▶ [INSTRUCTION]: Extract all lines that hold "ylabel" from the records below.

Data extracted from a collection
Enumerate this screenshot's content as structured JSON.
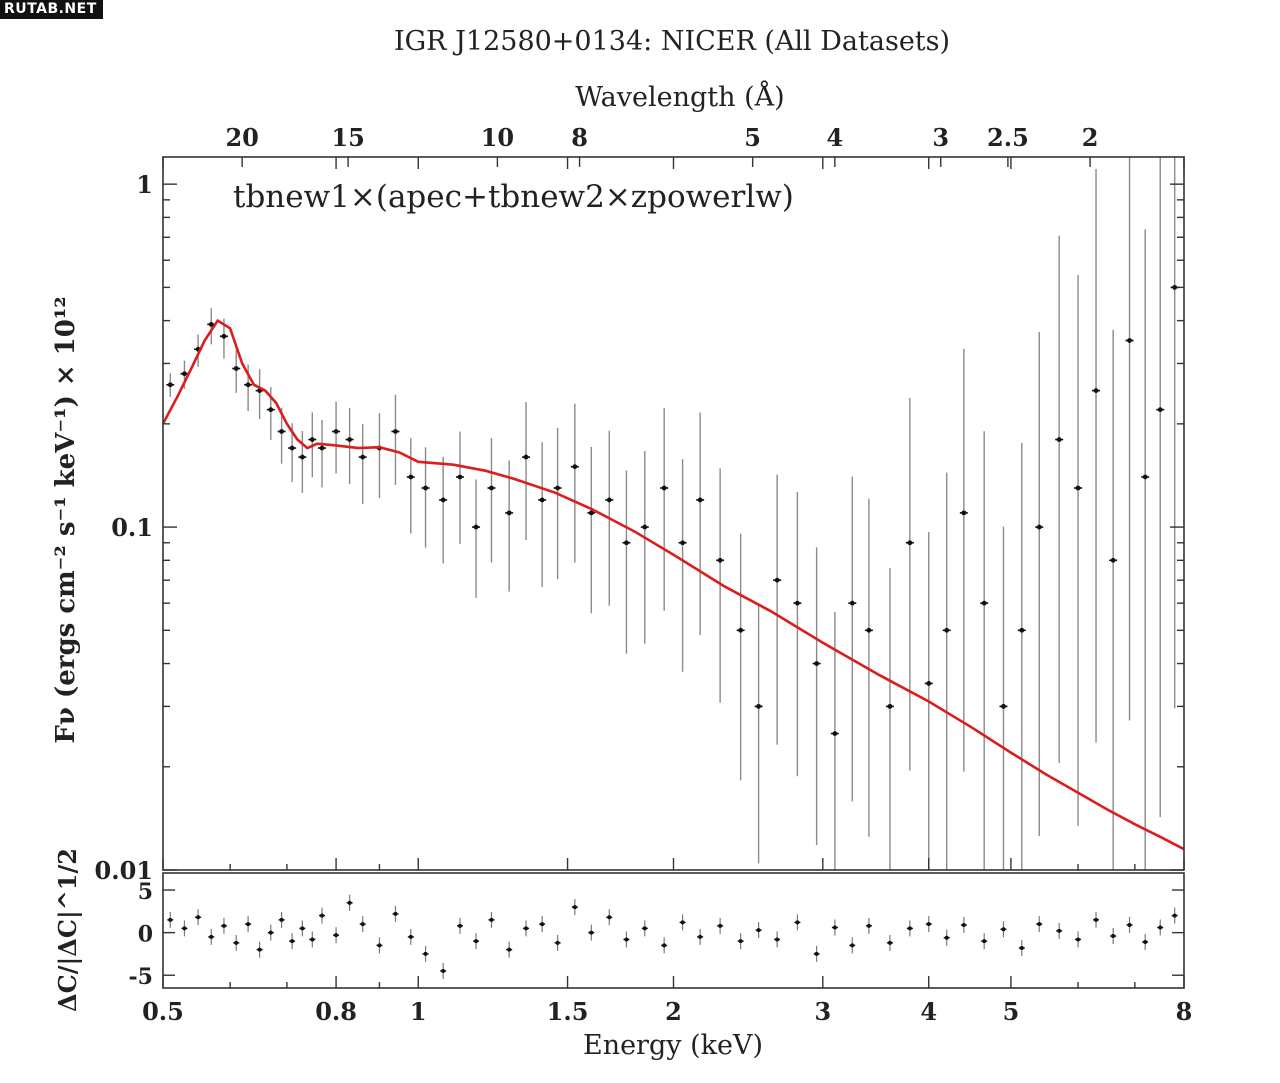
{
  "watermark": "RUTAB.NET",
  "chart_data": {
    "type": "scatter",
    "title": "IGR J12580+0134: NICER (All Datasets)",
    "model_label": "tbnew1×(apec+tbnew2×zpowerlw)",
    "top_axis": {
      "label": "Wavelength (Å)",
      "ticks": [
        "20",
        "15",
        "10",
        "8",
        "5",
        "4",
        "3",
        "2.5",
        "2"
      ]
    },
    "main_panel": {
      "ylabel": "Fν (ergs cm⁻² s⁻¹ keV⁻¹) × 10¹²",
      "yscale": "log",
      "ylim": [
        0.01,
        1.2
      ],
      "yticks": [
        "1",
        "0.1",
        "0.01"
      ],
      "series": [
        {
          "name": "data",
          "color": "#111111",
          "x": [
            0.51,
            0.53,
            0.55,
            0.57,
            0.59,
            0.61,
            0.63,
            0.65,
            0.67,
            0.69,
            0.71,
            0.73,
            0.75,
            0.77,
            0.8,
            0.83,
            0.86,
            0.9,
            0.94,
            0.98,
            1.02,
            1.07,
            1.12,
            1.17,
            1.22,
            1.28,
            1.34,
            1.4,
            1.46,
            1.53,
            1.6,
            1.68,
            1.76,
            1.85,
            1.95,
            2.05,
            2.15,
            2.27,
            2.4,
            2.52,
            2.65,
            2.8,
            2.95,
            3.1,
            3.25,
            3.4,
            3.6,
            3.8,
            4.0,
            4.2,
            4.4,
            4.65,
            4.9,
            5.15,
            5.4,
            5.7,
            6.0,
            6.3,
            6.6,
            6.9,
            7.2,
            7.5,
            7.8
          ],
          "y": [
            0.26,
            0.28,
            0.33,
            0.39,
            0.36,
            0.29,
            0.26,
            0.25,
            0.22,
            0.19,
            0.17,
            0.16,
            0.18,
            0.17,
            0.19,
            0.18,
            0.16,
            0.17,
            0.19,
            0.14,
            0.13,
            0.12,
            0.14,
            0.1,
            0.13,
            0.11,
            0.16,
            0.12,
            0.13,
            0.15,
            0.11,
            0.12,
            0.09,
            0.1,
            0.13,
            0.09,
            0.12,
            0.08,
            0.05,
            0.03,
            0.07,
            0.06,
            0.04,
            0.025,
            0.06,
            0.05,
            0.03,
            0.09,
            0.035,
            0.05,
            0.11,
            0.06,
            0.03,
            0.05,
            0.1,
            0.18,
            0.13,
            0.25,
            0.08,
            0.35,
            0.14,
            0.22,
            0.5
          ]
        },
        {
          "name": "model",
          "color": "#dd1c1c",
          "x": [
            0.5,
            0.52,
            0.54,
            0.56,
            0.58,
            0.6,
            0.62,
            0.64,
            0.66,
            0.68,
            0.7,
            0.72,
            0.74,
            0.76,
            0.8,
            0.85,
            0.9,
            0.95,
            1.0,
            1.1,
            1.2,
            1.3,
            1.45,
            1.6,
            1.8,
            2.0,
            2.3,
            2.6,
            3.0,
            3.5,
            4.0,
            4.5,
            5.0,
            5.5,
            6.0,
            6.5,
            7.0,
            7.5,
            8.0
          ],
          "y": [
            0.2,
            0.24,
            0.29,
            0.35,
            0.4,
            0.38,
            0.3,
            0.26,
            0.25,
            0.23,
            0.2,
            0.18,
            0.17,
            0.175,
            0.173,
            0.17,
            0.171,
            0.165,
            0.155,
            0.152,
            0.146,
            0.138,
            0.126,
            0.113,
            0.097,
            0.083,
            0.067,
            0.057,
            0.046,
            0.037,
            0.031,
            0.026,
            0.022,
            0.019,
            0.0168,
            0.015,
            0.0136,
            0.0125,
            0.0115
          ]
        }
      ]
    },
    "residual_panel": {
      "ylabel": "ΔC/|ΔC|^1/2",
      "ylim": [
        -6.5,
        7
      ],
      "yticks": [
        "5",
        "0",
        "-5"
      ],
      "x": [
        0.51,
        0.53,
        0.55,
        0.57,
        0.59,
        0.61,
        0.63,
        0.65,
        0.67,
        0.69,
        0.71,
        0.73,
        0.75,
        0.77,
        0.8,
        0.83,
        0.86,
        0.9,
        0.94,
        0.98,
        1.02,
        1.07,
        1.12,
        1.17,
        1.22,
        1.28,
        1.34,
        1.4,
        1.46,
        1.53,
        1.6,
        1.68,
        1.76,
        1.85,
        1.95,
        2.05,
        2.15,
        2.27,
        2.4,
        2.52,
        2.65,
        2.8,
        2.95,
        3.1,
        3.25,
        3.4,
        3.6,
        3.8,
        4.0,
        4.2,
        4.4,
        4.65,
        4.9,
        5.15,
        5.4,
        5.7,
        6.0,
        6.3,
        6.6,
        6.9,
        7.2,
        7.5,
        7.8
      ],
      "values": [
        1.5,
        0.5,
        1.8,
        -0.5,
        0.8,
        -1.2,
        1.0,
        -2.0,
        0.0,
        1.5,
        -1.0,
        0.5,
        -0.8,
        2.0,
        -0.3,
        3.5,
        1.0,
        -1.5,
        2.2,
        -0.5,
        -2.5,
        -4.5,
        0.8,
        -1.0,
        1.5,
        -2.0,
        0.5,
        1.0,
        -1.2,
        3.0,
        0.0,
        1.8,
        -0.8,
        0.5,
        -1.5,
        1.2,
        -0.5,
        0.8,
        -1.0,
        0.3,
        -0.8,
        1.2,
        -2.5,
        0.6,
        -1.5,
        0.8,
        -1.2,
        0.5,
        1.0,
        -0.6,
        0.9,
        -1.0,
        0.4,
        -1.8,
        1.0,
        0.2,
        -0.8,
        1.5,
        -0.4,
        0.9,
        -1.1,
        0.6,
        2.0
      ]
    },
    "xaxis": {
      "label": "Energy (keV)",
      "scale": "log",
      "xlim": [
        0.5,
        8
      ],
      "ticks": [
        "0.5",
        "0.8",
        "1",
        "1.5",
        "2",
        "3",
        "4",
        "5",
        "8"
      ]
    },
    "grid": false,
    "legend": "none"
  }
}
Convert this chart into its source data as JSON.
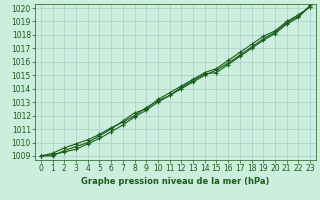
{
  "x": [
    0,
    1,
    2,
    3,
    4,
    5,
    6,
    7,
    8,
    9,
    10,
    11,
    12,
    13,
    14,
    15,
    16,
    17,
    18,
    19,
    20,
    21,
    22,
    23
  ],
  "line1": [
    1009.0,
    1009.1,
    1009.3,
    1009.5,
    1009.9,
    1010.3,
    1010.8,
    1011.3,
    1011.9,
    1012.4,
    1013.0,
    1013.5,
    1014.1,
    1014.6,
    1015.1,
    1015.2,
    1015.8,
    1016.4,
    1017.0,
    1017.6,
    1018.1,
    1018.8,
    1019.3,
    1020.2
  ],
  "line2": [
    1009.0,
    1009.2,
    1009.6,
    1009.9,
    1010.2,
    1010.6,
    1011.1,
    1011.5,
    1012.0,
    1012.6,
    1013.1,
    1013.5,
    1014.0,
    1014.5,
    1015.0,
    1015.4,
    1015.9,
    1016.5,
    1017.1,
    1017.7,
    1018.2,
    1018.9,
    1019.4,
    1020.1
  ],
  "line3": [
    1009.0,
    1009.0,
    1009.4,
    1009.7,
    1010.0,
    1010.5,
    1011.0,
    1011.6,
    1012.2,
    1012.5,
    1013.2,
    1013.7,
    1014.2,
    1014.7,
    1015.2,
    1015.5,
    1016.1,
    1016.7,
    1017.3,
    1017.9,
    1018.3,
    1019.0,
    1019.5,
    1020.1
  ],
  "ylim": [
    1009,
    1020
  ],
  "xlim": [
    0,
    23
  ],
  "yticks": [
    1009,
    1010,
    1011,
    1012,
    1013,
    1014,
    1015,
    1016,
    1017,
    1018,
    1019,
    1020
  ],
  "xticks": [
    0,
    1,
    2,
    3,
    4,
    5,
    6,
    7,
    8,
    9,
    10,
    11,
    12,
    13,
    14,
    15,
    16,
    17,
    18,
    19,
    20,
    21,
    22,
    23
  ],
  "line_color": "#1a5c1a",
  "bg_color": "#cceedd",
  "grid_color": "#aacccc",
  "xlabel": "Graphe pression niveau de la mer (hPa)",
  "xlabel_color": "#1a5c1a",
  "tick_color": "#1a5c1a",
  "marker": "+",
  "marker_size": 3,
  "line_width": 0.8,
  "tick_fontsize": 5.5,
  "xlabel_fontsize": 6.0
}
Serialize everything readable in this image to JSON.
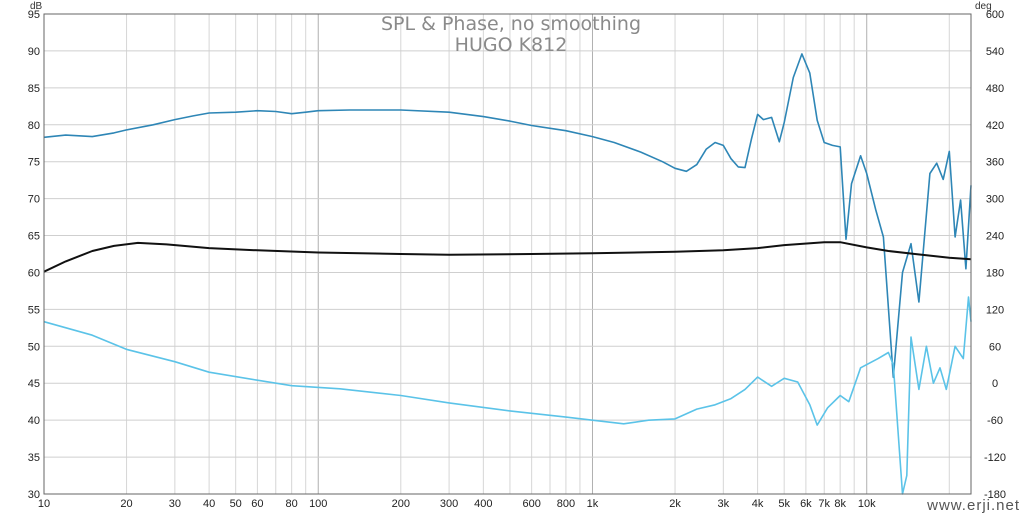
{
  "chart_data": {
    "type": "line",
    "title": "SPL & Phase, no smoothing",
    "subtitle": "HUGO K812",
    "xscale": "log",
    "xlim": [
      10,
      24000
    ],
    "x_ticks": [
      10,
      20,
      30,
      40,
      50,
      60,
      80,
      100,
      200,
      300,
      400,
      600,
      800,
      1000,
      2000,
      3000,
      4000,
      5000,
      6000,
      7000,
      8000,
      10000
    ],
    "x_tick_labels": [
      "10",
      "20",
      "30",
      "40",
      "50",
      "60",
      "80",
      "100",
      "200",
      "300",
      "400",
      "600",
      "800",
      "1k",
      "2k",
      "3k",
      "4k",
      "5k",
      "6k",
      "7k",
      "8k",
      "10k"
    ],
    "y_left": {
      "unit": "dB",
      "ylim": [
        30,
        95
      ],
      "ticks": [
        30,
        35,
        40,
        45,
        50,
        55,
        60,
        65,
        70,
        75,
        80,
        85,
        90,
        95
      ]
    },
    "y_right": {
      "unit": "deg",
      "ylim": [
        -180,
        600
      ],
      "ticks": [
        -180,
        -120,
        -60,
        0,
        60,
        120,
        180,
        240,
        300,
        360,
        420,
        480,
        540,
        600
      ]
    },
    "grid": true,
    "series": [
      {
        "axis": "left",
        "color": "#2e86b6",
        "points": [
          [
            10,
            78.3
          ],
          [
            12,
            78.6
          ],
          [
            15,
            78.4
          ],
          [
            18,
            78.9
          ],
          [
            20,
            79.3
          ],
          [
            25,
            80.0
          ],
          [
            30,
            80.7
          ],
          [
            35,
            81.2
          ],
          [
            40,
            81.6
          ],
          [
            50,
            81.7
          ],
          [
            60,
            81.9
          ],
          [
            70,
            81.8
          ],
          [
            80,
            81.5
          ],
          [
            90,
            81.7
          ],
          [
            100,
            81.9
          ],
          [
            130,
            82.0
          ],
          [
            200,
            82.0
          ],
          [
            300,
            81.7
          ],
          [
            400,
            81.1
          ],
          [
            500,
            80.5
          ],
          [
            600,
            79.9
          ],
          [
            800,
            79.2
          ],
          [
            1000,
            78.4
          ],
          [
            1200,
            77.6
          ],
          [
            1500,
            76.3
          ],
          [
            1800,
            75.0
          ],
          [
            2000,
            74.1
          ],
          [
            2200,
            73.7
          ],
          [
            2400,
            74.6
          ],
          [
            2600,
            76.7
          ],
          [
            2800,
            77.6
          ],
          [
            3000,
            77.2
          ],
          [
            3200,
            75.4
          ],
          [
            3400,
            74.3
          ],
          [
            3600,
            74.2
          ],
          [
            3800,
            78.1
          ],
          [
            4000,
            81.4
          ],
          [
            4200,
            80.7
          ],
          [
            4500,
            81.0
          ],
          [
            4800,
            77.7
          ],
          [
            5000,
            80.3
          ],
          [
            5400,
            86.4
          ],
          [
            5800,
            89.6
          ],
          [
            6200,
            87.0
          ],
          [
            6600,
            80.6
          ],
          [
            7000,
            77.6
          ],
          [
            7500,
            77.2
          ],
          [
            8000,
            77.0
          ],
          [
            8400,
            64.5
          ],
          [
            8800,
            72.0
          ],
          [
            9500,
            75.8
          ],
          [
            10000,
            73.4
          ],
          [
            10800,
            68.4
          ],
          [
            11500,
            64.8
          ],
          [
            12500,
            45.8
          ],
          [
            13500,
            60.0
          ],
          [
            14500,
            63.9
          ],
          [
            15500,
            56.0
          ],
          [
            17000,
            73.4
          ],
          [
            18000,
            74.8
          ],
          [
            19000,
            72.6
          ],
          [
            20000,
            76.4
          ],
          [
            21000,
            64.8
          ],
          [
            22000,
            69.8
          ],
          [
            23000,
            60.5
          ],
          [
            24000,
            71.8
          ]
        ]
      },
      {
        "axis": "right",
        "color": "#5bc3e8",
        "points": [
          [
            10,
            100
          ],
          [
            15,
            78
          ],
          [
            20,
            55
          ],
          [
            30,
            35
          ],
          [
            40,
            18
          ],
          [
            60,
            5
          ],
          [
            80,
            -4
          ],
          [
            120,
            -9
          ],
          [
            200,
            -20
          ],
          [
            300,
            -32
          ],
          [
            500,
            -45
          ],
          [
            800,
            -55
          ],
          [
            1000,
            -60
          ],
          [
            1300,
            -66
          ],
          [
            1600,
            -60
          ],
          [
            2000,
            -58
          ],
          [
            2400,
            -42
          ],
          [
            2800,
            -35
          ],
          [
            3200,
            -25
          ],
          [
            3600,
            -10
          ],
          [
            4000,
            10
          ],
          [
            4500,
            -5
          ],
          [
            5000,
            8
          ],
          [
            5600,
            2
          ],
          [
            6200,
            -35
          ],
          [
            6600,
            -68
          ],
          [
            7200,
            -40
          ],
          [
            8000,
            -20
          ],
          [
            8600,
            -30
          ],
          [
            9500,
            25
          ],
          [
            11000,
            40
          ],
          [
            12000,
            50
          ],
          [
            12500,
            30
          ],
          [
            13500,
            -180
          ],
          [
            14000,
            -150
          ],
          [
            14500,
            75
          ],
          [
            15500,
            -10
          ],
          [
            16500,
            60
          ],
          [
            17500,
            0
          ],
          [
            18500,
            25
          ],
          [
            19500,
            -10
          ],
          [
            21000,
            60
          ],
          [
            22500,
            40
          ],
          [
            23500,
            140
          ],
          [
            24000,
            100
          ]
        ]
      },
      {
        "axis": "left",
        "color": "#111111",
        "points": [
          [
            10,
            60.1
          ],
          [
            12,
            61.5
          ],
          [
            15,
            62.9
          ],
          [
            18,
            63.6
          ],
          [
            22,
            64.0
          ],
          [
            28,
            63.8
          ],
          [
            40,
            63.3
          ],
          [
            60,
            63.0
          ],
          [
            100,
            62.7
          ],
          [
            200,
            62.5
          ],
          [
            300,
            62.4
          ],
          [
            600,
            62.5
          ],
          [
            1000,
            62.6
          ],
          [
            2000,
            62.8
          ],
          [
            3000,
            63.0
          ],
          [
            4000,
            63.3
          ],
          [
            5000,
            63.7
          ],
          [
            7000,
            64.1
          ],
          [
            8000,
            64.1
          ],
          [
            10000,
            63.4
          ],
          [
            12000,
            62.9
          ],
          [
            15000,
            62.5
          ],
          [
            20000,
            62.0
          ],
          [
            24000,
            61.8
          ]
        ]
      }
    ]
  },
  "watermark": "www.erji.net"
}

▶ [FINAL RESULT]:
      "ylabel": "Fν (ergs cm⁻² s⁻¹ keV⁻¹) × 10¹²",
      "ylabel": "ΔC/|ΔC|^1/2",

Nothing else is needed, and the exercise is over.